### TASK PROMPT
Reproduce each line exactly. Skip none.

_____

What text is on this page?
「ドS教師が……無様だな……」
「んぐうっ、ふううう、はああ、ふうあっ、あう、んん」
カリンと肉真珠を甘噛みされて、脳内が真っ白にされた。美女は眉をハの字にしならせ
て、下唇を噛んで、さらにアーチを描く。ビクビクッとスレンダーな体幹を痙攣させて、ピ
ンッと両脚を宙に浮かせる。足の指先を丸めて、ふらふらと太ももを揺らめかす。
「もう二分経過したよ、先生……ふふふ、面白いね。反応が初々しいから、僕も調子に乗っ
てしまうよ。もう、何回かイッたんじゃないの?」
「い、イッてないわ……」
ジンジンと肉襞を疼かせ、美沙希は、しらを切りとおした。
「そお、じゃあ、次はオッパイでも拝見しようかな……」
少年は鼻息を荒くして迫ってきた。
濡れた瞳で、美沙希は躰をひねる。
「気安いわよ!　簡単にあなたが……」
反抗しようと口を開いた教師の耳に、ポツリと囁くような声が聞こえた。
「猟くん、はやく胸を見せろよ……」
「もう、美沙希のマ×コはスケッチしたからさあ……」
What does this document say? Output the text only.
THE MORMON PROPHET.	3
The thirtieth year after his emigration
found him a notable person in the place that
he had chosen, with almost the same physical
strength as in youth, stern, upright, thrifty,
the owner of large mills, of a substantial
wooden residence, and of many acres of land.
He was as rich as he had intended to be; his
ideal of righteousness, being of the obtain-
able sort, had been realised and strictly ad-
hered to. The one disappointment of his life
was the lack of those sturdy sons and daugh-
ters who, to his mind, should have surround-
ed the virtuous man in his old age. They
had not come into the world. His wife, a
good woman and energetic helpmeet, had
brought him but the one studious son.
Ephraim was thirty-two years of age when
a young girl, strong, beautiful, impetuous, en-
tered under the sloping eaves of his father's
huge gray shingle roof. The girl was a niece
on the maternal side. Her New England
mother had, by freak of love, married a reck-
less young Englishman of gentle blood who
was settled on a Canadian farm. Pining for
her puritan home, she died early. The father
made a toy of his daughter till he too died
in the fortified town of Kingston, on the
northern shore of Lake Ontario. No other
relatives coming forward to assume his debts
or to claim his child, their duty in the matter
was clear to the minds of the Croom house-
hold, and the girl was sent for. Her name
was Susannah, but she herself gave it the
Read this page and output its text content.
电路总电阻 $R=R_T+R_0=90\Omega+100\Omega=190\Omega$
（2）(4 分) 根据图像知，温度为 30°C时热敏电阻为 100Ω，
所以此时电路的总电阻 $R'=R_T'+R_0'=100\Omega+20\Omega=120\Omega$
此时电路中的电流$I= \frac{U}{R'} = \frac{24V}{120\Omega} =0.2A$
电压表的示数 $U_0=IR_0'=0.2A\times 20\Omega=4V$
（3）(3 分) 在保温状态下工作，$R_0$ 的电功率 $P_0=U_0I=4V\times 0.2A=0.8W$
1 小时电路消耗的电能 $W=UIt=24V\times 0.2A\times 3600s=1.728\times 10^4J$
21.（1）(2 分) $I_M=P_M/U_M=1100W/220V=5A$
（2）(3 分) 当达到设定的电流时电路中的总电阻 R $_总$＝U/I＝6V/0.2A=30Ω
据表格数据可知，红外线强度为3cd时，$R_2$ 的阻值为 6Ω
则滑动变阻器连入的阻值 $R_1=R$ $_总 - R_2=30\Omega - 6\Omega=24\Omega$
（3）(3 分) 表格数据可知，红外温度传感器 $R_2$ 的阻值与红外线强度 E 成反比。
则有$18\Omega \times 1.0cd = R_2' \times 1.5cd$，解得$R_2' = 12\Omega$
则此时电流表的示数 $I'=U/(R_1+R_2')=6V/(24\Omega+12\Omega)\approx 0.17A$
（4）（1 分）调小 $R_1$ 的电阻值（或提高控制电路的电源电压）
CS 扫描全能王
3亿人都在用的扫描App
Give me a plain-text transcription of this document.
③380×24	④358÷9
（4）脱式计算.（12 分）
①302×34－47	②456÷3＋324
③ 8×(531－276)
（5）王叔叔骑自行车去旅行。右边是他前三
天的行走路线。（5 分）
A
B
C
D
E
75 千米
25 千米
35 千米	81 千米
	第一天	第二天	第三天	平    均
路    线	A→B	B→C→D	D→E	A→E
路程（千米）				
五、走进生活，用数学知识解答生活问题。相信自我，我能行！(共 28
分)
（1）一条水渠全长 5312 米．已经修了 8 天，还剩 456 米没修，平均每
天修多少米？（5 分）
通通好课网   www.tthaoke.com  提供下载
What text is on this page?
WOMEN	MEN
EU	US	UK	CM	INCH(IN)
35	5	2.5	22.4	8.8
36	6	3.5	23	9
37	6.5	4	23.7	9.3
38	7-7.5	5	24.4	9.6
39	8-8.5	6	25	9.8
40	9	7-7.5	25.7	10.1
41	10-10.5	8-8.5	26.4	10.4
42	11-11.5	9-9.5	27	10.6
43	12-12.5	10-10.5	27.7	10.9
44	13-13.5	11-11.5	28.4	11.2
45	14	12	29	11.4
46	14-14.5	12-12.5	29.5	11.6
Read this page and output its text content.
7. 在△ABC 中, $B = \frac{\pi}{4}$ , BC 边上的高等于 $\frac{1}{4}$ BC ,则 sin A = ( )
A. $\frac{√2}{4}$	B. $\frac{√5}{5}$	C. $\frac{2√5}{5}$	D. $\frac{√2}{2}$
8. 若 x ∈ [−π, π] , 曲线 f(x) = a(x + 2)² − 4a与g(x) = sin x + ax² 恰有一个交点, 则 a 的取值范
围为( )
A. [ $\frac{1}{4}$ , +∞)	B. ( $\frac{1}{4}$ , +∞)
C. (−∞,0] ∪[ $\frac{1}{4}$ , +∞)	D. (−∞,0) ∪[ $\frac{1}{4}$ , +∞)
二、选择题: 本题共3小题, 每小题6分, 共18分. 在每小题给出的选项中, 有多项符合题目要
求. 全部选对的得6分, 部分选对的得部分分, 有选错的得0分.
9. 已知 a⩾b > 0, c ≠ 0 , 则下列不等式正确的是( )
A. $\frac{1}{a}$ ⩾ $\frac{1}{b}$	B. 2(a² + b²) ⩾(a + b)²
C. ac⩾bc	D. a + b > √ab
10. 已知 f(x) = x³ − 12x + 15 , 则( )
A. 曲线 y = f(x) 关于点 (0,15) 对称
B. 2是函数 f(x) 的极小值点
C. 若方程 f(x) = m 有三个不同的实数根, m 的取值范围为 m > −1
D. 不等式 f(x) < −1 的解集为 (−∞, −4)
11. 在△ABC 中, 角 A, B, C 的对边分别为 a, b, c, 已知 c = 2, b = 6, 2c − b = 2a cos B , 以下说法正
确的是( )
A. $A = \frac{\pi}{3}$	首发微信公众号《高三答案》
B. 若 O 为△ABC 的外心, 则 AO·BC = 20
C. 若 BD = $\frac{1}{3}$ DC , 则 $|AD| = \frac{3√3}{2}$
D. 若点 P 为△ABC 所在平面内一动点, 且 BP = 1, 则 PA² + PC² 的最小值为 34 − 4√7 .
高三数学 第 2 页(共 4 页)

_____

### WORKED ANSWER
What text is on this page?
「ドS教師が……無様だな……」
「んぐうっ、ふううう、はああ、ふうあっ、あう、んん」
カリンと肉真珠を甘噛みされて、脳内が真っ白にされた。美女は眉をハの字にしならせ
て、下唇を噛んで、さらにアーチを描く。ビクビクッとスレンダーな体幹を痙攣させて、ピ
ンッと両脚を宙に浮かせる。足の指先を丸めて、ふらふらと太ももを揺らめかす。
「もう二分経過したよ、先生……ふふふ、面白いね。反応が初々しいから、僕も調子に乗っ
てしまうよ。もう、何回かイッたんじゃないの?」
「い、イッてないわ……」
ジンジンと肉襞を疼かせ、美沙希は、しらを切りとおした。
「そお、じゃあ、次はオッパイでも拝見しようかな……」
少年は鼻息を荒くして迫ってきた。
濡れた瞳で、美沙希は躰をひねる。
「気安いわよ!　簡単にあなたが……」
反抗しようと口を開いた教師の耳に、ポツリと囁くような声が聞こえた。
「猟くん、はやく胸を見せろよ……」
「もう、美沙希のマ×コはスケッチしたからさあ……」
What does this document say? Output the text only.
THE MORMON PROPHET.	3
The thirtieth year after his emigration
found him a notable person in the place that
he had chosen, with almost the same physical
strength as in youth, stern, upright, thrifty,
the owner of large mills, of a substantial
wooden residence, and of many acres of land.
He was as rich as he had intended to be; his
ideal of righteousness, being of the obtain-
able sort, had been realised and strictly ad-
hered to. The one disappointment of his life
was the lack of those sturdy sons and daugh-
ters who, to his mind, should have surround-
ed the virtuous man in his old age. They
had not come into the world. His wife, a
good woman and energetic helpmeet, had
brought him but the one studious son.
Ephraim was thirty-two years of age when
a young girl, strong, beautiful, impetuous, en-
tered under the sloping eaves of his father's
huge gray shingle roof. The girl was a niece
on the maternal side. Her New England
mother had, by freak of love, married a reck-
less young Englishman of gentle blood who
was settled on a Canadian farm. Pining for
her puritan home, she died early. The father
made a toy of his daughter till he too died
in the fortified town of Kingston, on the
northern shore of Lake Ontario. No other
relatives coming forward to assume his debts
or to claim his child, their duty in the matter
was clear to the minds of the Croom house-
hold, and the girl was sent for. Her name
was Susannah, but she herself gave it the
Read this page and output its text content.
电路总电阻 $R=R_T+R_0=90\Omega+100\Omega=190\Omega$
（2）(4 分) 根据图像知，温度为 30°C时热敏电阻为 100Ω，
所以此时电路的总电阻 $R'=R_T'+R_0'=100\Omega+20\Omega=120\Omega$
此时电路中的电流$I= \frac{U}{R'} = \frac{24V}{120\Omega} =0.2A$
电压表的示数 $U_0=IR_0'=0.2A\times 20\Omega=4V$
（3）(3 分) 在保温状态下工作，$R_0$ 的电功率 $P_0=U_0I=4V\times 0.2A=0.8W$
1 小时电路消耗的电能 $W=UIt=24V\times 0.2A\times 3600s=1.728\times 10^4J$
21.（1）(2 分) $I_M=P_M/U_M=1100W/220V=5A$
（2）(3 分) 当达到设定的电流时电路中的总电阻 R $_总$＝U/I＝6V/0.2A=30Ω
据表格数据可知，红外线强度为3cd时，$R_2$ 的阻值为 6Ω
则滑动变阻器连入的阻值 $R_1=R$ $_总 - R_2=30\Omega - 6\Omega=24\Omega$
（3）(3 分) 表格数据可知，红外温度传感器 $R_2$ 的阻值与红外线强度 E 成反比。
则有$18\Omega \times 1.0cd = R_2' \times 1.5cd$，解得$R_2' = 12\Omega$
则此时电流表的示数 $I'=U/(R_1+R_2')=6V/(24\Omega+12\Omega)\approx 0.17A$
（4）（1 分）调小 $R_1$ 的电阻值（或提高控制电路的电源电压）
CS 扫描全能王
3亿人都在用的扫描App
Give me a plain-text transcription of this document.
③380×24	④358÷9
（4）脱式计算.（12 分）
①302×34－47	②456÷3＋324
③ 8×(531－276)
（5）王叔叔骑自行车去旅行。右边是他前三
天的行走路线。（5 分）
A
B
C
D
E
75 千米
25 千米
35 千米	81 千米
	第一天	第二天	第三天	平    均
路    线	A→B	B→C→D	D→E	A→E
路程（千米）				
五、走进生活，用数学知识解答生活问题。相信自我，我能行！(共 28
分)
（1）一条水渠全长 5312 米．已经修了 8 天，还剩 456 米没修，平均每
天修多少米？（5 分）
通通好课网   www.tthaoke.com  提供下载
What text is on this page?
WOMEN	MEN
EU	US	UK	CM	INCH(IN)
35	5	2.5	22.4	8.8
36	6	3.5	23	9
37	6.5	4	23.7	9.3
38	7-7.5	5	24.4	9.6
39	8-8.5	6	25	9.8
40	9	7-7.5	25.7	10.1
41	10-10.5	8-8.5	26.4	10.4
42	11-11.5	9-9.5	27	10.6
43	12-12.5	10-10.5	27.7	10.9
44	13-13.5	11-11.5	28.4	11.2
45	14	12	29	11.4
46	14-14.5	12-12.5	29.5	11.6
Read this page and output its text content.
7. 在△ABC 中, $B = \frac{\pi}{4}$ , BC 边上的高等于 $\frac{1}{4}$ BC ,则 sin A = ( )
A. $\frac{√2}{4}$	B. $\frac{√5}{5}$	C. $\frac{2√5}{5}$	D. $\frac{√2}{2}$
8. 若 x ∈ [−π, π] , 曲线 f(x) = a(x + 2)² − 4a与g(x) = sin x + ax² 恰有一个交点, 则 a 的取值范
围为( )
A. [ $\frac{1}{4}$ , +∞)	B. ( $\frac{1}{4}$ , +∞)
C. (−∞,0] ∪[ $\frac{1}{4}$ , +∞)	D. (−∞,0) ∪[ $\frac{1}{4}$ , +∞)
二、选择题: 本题共3小题, 每小题6分, 共18分. 在每小题给出的选项中, 有多项符合题目要
求. 全部选对的得6分, 部分选对的得部分分, 有选错的得0分.
9. 已知 a⩾b > 0, c ≠ 0 , 则下列不等式正确的是( )
A. $\frac{1}{a}$ ⩾ $\frac{1}{b}$	B. 2(a² + b²) ⩾(a + b)²
C. ac⩾bc	D. a + b > √ab
10. 已知 f(x) = x³ − 12x + 15 , 则( )
A. 曲线 y = f(x) 关于点 (0,15) 对称
B. 2是函数 f(x) 的极小值点
C. 若方程 f(x) = m 有三个不同的实数根, m 的取值范围为 m > −1
D. 不等式 f(x) < −1 的解集为 (−∞, −4)
11. 在△ABC 中, 角 A, B, C 的对边分别为 a, b, c, 已知 c = 2, b = 6, 2c − b = 2a cos B , 以下说法正
确的是( )
A. $A = \frac{\pi}{3}$	首发微信公众号《高三答案》
B. 若 O 为△ABC 的外心, 则 AO·BC = 20
C. 若 BD = $\frac{1}{3}$ DC , 则 $|AD| = \frac{3√3}{2}$
D. 若点 P 为△ABC 所在平面内一动点, 且 BP = 1, 则 PA² + PC² 的最小值为 34 − 4√7 .
高三数学 第 2 页(共 4 页)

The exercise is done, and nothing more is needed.